* What needs to be done:
Every line that holds "neuen" should be shown.
++++
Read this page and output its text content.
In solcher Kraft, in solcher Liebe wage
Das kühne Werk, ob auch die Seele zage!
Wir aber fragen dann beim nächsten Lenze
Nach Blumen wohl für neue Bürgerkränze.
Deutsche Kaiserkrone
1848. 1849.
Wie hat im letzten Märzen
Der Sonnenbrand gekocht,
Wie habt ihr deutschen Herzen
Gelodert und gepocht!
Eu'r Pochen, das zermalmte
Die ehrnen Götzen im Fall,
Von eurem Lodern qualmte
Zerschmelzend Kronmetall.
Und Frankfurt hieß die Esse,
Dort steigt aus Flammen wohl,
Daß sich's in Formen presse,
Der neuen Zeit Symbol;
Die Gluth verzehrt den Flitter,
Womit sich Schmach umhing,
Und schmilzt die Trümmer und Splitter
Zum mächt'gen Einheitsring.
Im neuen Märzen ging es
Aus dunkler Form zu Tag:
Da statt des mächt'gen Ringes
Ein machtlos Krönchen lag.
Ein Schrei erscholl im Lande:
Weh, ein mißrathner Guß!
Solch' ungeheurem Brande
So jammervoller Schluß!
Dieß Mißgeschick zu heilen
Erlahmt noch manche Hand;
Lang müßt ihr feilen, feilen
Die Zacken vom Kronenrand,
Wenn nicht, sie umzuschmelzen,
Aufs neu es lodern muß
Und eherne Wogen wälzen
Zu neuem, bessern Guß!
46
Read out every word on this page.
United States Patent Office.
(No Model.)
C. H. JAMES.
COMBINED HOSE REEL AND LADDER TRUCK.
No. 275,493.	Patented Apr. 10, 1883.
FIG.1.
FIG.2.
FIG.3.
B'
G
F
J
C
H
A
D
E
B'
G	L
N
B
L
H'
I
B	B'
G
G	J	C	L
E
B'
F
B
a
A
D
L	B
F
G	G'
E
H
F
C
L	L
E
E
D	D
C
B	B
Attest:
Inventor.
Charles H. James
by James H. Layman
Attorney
++++
* Expected output:
Der neuen Zeit Symbol;
Im neuen Märzen ging es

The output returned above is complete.